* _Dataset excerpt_
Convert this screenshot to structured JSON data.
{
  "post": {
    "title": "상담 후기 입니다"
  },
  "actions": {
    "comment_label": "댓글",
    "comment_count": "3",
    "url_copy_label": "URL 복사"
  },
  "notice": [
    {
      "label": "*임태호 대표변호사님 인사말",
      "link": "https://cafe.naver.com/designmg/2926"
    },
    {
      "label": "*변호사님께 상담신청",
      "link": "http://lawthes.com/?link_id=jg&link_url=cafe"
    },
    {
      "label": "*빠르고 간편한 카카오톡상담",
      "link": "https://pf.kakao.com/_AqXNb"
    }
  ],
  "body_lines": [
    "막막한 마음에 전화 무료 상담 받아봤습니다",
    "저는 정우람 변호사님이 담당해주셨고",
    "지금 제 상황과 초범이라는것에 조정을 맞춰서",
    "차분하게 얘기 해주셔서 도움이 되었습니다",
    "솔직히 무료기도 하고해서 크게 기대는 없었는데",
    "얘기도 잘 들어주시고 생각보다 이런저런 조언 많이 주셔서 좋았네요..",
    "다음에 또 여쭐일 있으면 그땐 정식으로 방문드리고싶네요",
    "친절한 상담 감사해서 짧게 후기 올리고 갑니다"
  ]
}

* _Directive_
All of the data needs to be reproduced exactly, with no line missing.

* _Solution for this problem_
Convert this screenshot to structured JSON data.
{
  "post": {
    "title": "상담 후기 입니다"
  },
  "actions": {
    "comment_label": "댓글",
    "comment_count": "3",
    "url_copy_label": "URL 복사"
  },
  "notice": [
    {
      "label": "*임태호 대표변호사님 인사말",
      "link": "https://cafe.naver.com/designmg/2926"
    },
    {
      "label": "*변호사님께 상담신청",
      "link": "http://lawthes.com/?link_id=jg&link_url=cafe"
    },
    {
      "label": "*빠르고 간편한 카카오톡상담",
      "link": "https://pf.kakao.com/_AqXNb"
    }
  ],
  "body_lines": [
    "막막한 마음에 전화 무료 상담 받아봤습니다",
    "저는 정우람 변호사님이 담당해주셨고",
    "지금 제 상황과 초범이라는것에 조정을 맞춰서",
    "차분하게 얘기 해주셔서 도움이 되었습니다",
    "솔직히 무료기도 하고해서 크게 기대는 없었는데",
    "얘기도 잘 들어주시고 생각보다 이런저런 조언 많이 주셔서 좋았네요..",
    "다음에 또 여쭐일 있으면 그땐 정식으로 방문드리고싶네요",
    "친절한 상담 감사해서 짧게 후기 올리고 갑니다"
  ]
}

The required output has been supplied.